State how many lines of the entries hold the string "name", and nothing more.

* Rows from a dataset *
+++

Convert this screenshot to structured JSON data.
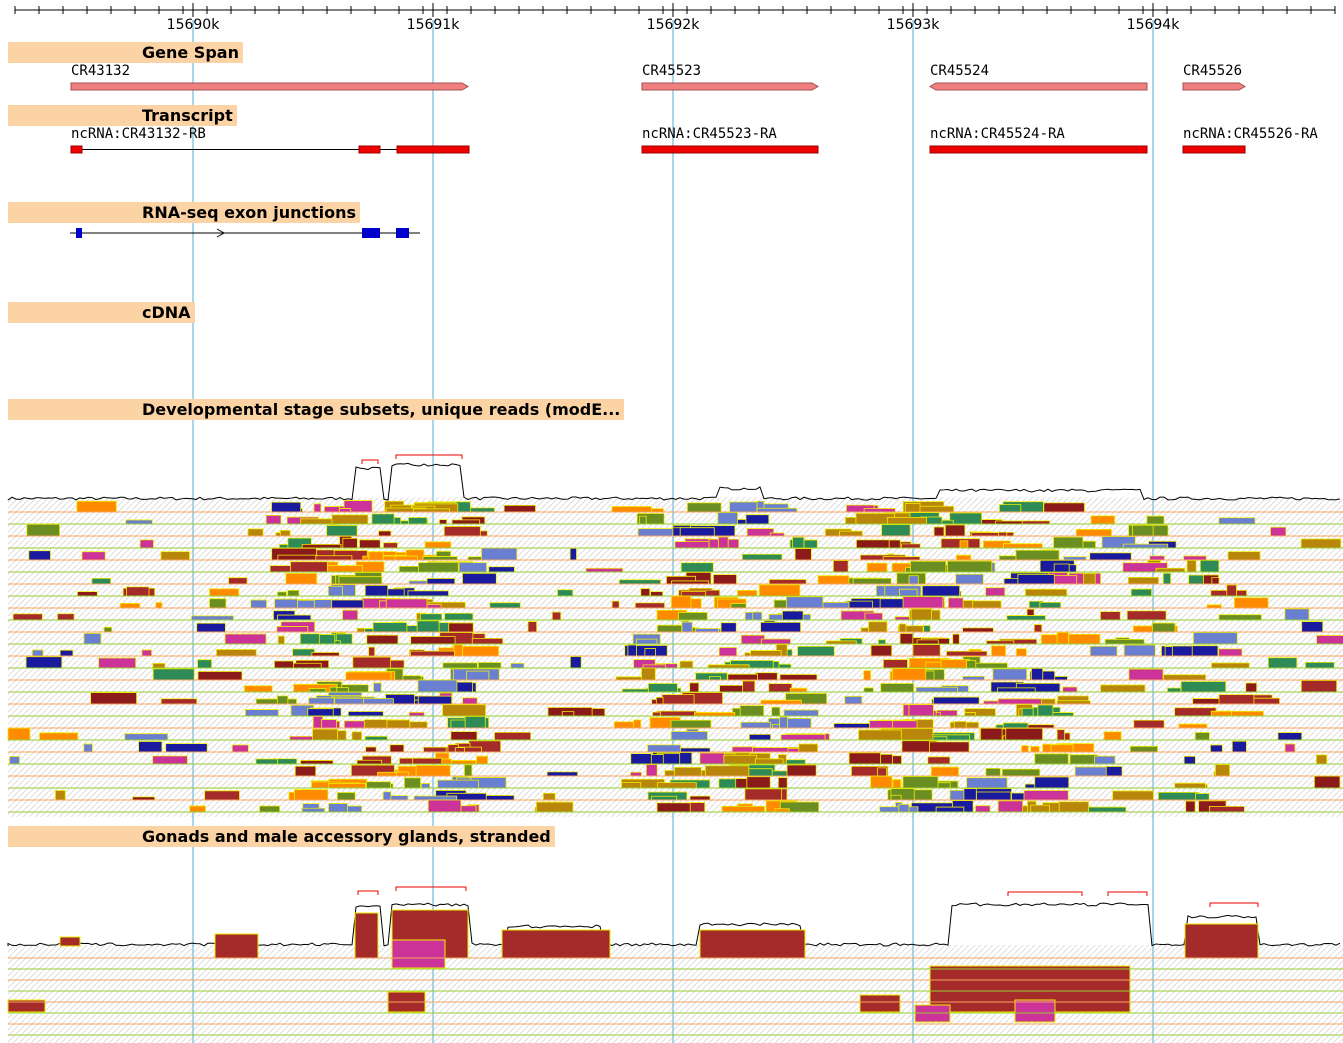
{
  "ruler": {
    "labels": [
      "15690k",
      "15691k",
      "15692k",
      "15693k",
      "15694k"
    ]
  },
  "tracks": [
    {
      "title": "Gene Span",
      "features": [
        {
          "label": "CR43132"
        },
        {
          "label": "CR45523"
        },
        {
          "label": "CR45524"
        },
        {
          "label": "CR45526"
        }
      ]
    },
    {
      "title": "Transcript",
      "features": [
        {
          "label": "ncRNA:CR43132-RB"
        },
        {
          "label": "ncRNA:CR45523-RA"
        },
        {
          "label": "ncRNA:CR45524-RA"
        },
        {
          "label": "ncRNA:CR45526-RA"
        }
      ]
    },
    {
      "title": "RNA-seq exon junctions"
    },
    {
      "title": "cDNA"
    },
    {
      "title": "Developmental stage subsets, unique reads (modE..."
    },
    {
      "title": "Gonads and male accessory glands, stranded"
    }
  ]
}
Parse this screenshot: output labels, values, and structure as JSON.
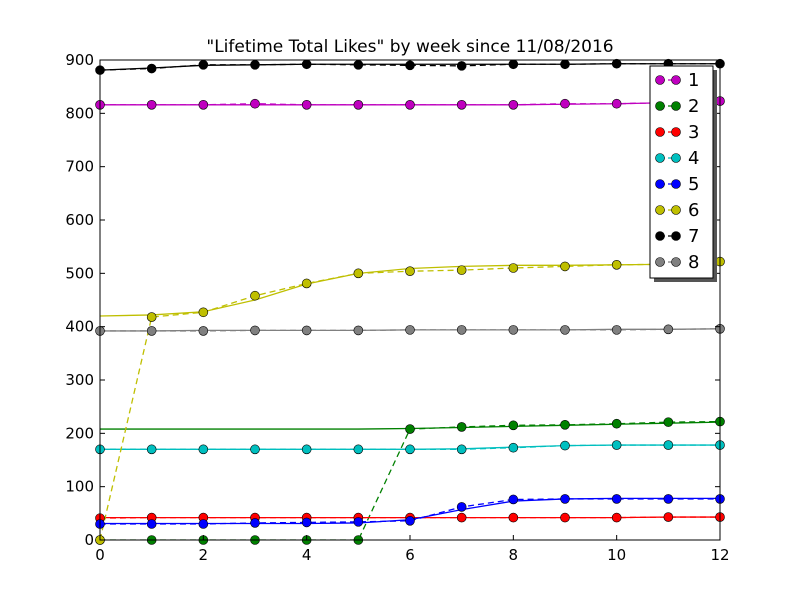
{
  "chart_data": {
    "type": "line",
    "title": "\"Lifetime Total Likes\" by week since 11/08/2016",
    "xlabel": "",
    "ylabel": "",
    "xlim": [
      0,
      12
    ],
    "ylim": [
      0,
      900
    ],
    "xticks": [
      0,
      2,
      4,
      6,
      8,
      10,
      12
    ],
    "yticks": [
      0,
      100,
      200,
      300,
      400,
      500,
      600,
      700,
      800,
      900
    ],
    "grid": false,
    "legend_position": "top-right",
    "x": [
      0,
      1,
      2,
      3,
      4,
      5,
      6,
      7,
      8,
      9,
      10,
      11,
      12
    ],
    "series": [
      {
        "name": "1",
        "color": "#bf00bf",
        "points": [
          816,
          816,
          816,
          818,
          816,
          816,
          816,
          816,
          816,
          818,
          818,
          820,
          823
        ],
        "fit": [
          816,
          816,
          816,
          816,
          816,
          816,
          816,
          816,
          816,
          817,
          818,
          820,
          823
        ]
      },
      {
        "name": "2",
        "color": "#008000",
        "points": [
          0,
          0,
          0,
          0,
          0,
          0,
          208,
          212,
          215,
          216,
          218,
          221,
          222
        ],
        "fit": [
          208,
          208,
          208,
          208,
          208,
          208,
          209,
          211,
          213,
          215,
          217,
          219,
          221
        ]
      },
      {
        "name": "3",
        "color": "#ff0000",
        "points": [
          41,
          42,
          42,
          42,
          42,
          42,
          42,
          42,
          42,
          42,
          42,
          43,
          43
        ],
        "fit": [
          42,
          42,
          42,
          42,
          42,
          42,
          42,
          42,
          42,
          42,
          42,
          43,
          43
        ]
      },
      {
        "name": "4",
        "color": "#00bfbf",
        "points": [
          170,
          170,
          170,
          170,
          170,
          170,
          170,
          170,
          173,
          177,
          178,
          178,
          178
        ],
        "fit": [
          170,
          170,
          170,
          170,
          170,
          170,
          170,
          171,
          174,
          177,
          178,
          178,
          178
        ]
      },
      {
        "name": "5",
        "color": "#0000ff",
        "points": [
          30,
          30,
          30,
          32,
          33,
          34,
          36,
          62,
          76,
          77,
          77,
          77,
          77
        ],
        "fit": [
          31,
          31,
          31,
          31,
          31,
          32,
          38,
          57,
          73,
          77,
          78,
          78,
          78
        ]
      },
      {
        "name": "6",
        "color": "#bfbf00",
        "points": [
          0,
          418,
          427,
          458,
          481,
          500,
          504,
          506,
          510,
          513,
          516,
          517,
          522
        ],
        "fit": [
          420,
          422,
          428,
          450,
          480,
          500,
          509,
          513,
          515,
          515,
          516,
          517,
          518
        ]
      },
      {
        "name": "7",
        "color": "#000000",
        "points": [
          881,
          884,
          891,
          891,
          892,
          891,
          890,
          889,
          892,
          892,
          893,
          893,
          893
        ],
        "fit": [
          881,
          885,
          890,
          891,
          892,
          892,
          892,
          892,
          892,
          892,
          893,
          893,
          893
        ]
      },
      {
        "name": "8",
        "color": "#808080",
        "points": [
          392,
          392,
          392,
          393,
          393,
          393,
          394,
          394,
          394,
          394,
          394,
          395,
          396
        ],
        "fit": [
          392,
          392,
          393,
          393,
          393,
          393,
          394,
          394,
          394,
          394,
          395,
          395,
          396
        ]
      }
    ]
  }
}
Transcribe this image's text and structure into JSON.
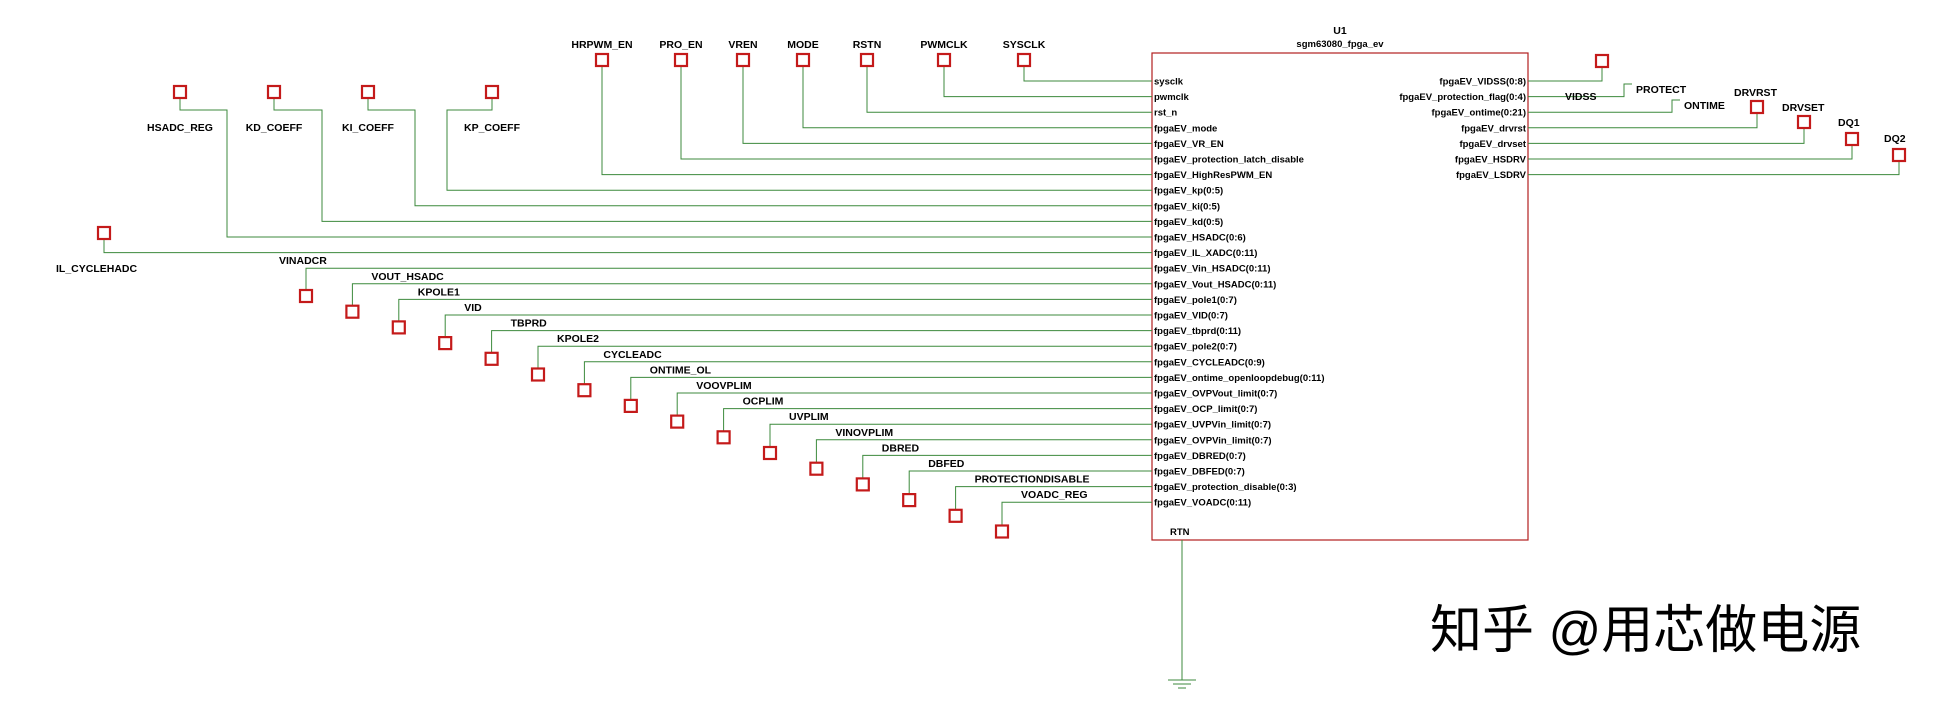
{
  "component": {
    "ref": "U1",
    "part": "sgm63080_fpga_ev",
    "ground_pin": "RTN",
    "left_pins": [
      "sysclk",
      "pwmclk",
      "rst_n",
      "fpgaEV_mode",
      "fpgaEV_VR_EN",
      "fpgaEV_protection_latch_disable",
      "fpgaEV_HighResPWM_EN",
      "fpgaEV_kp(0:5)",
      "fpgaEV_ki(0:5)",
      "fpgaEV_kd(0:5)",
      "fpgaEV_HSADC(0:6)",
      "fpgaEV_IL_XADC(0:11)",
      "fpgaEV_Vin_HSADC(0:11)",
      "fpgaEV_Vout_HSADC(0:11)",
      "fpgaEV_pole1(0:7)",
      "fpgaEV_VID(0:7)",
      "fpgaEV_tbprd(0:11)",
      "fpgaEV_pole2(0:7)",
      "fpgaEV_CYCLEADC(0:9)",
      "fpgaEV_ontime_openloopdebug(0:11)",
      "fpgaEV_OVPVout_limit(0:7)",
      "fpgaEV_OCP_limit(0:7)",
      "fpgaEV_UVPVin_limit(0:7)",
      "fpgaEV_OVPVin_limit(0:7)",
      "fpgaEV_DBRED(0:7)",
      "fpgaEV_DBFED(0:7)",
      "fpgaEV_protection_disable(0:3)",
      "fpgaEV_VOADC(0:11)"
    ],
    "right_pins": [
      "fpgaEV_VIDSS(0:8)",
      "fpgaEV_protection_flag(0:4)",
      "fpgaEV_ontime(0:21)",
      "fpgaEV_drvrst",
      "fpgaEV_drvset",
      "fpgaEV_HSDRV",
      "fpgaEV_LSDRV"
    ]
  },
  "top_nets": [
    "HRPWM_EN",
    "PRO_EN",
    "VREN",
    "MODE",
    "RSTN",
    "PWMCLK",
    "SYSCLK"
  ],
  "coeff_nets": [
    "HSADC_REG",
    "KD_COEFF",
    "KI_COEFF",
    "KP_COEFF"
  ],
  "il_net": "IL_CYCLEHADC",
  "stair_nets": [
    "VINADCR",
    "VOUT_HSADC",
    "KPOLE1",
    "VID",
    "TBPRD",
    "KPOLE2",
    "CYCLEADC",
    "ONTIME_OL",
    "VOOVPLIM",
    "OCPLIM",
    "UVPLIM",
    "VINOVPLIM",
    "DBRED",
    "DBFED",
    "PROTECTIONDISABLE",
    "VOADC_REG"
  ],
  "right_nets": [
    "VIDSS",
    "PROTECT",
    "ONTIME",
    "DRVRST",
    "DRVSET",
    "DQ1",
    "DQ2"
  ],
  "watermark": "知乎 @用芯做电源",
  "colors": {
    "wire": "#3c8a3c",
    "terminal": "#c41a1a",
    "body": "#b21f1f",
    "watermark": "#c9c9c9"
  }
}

+++

* RESULT OF THE TASK *
8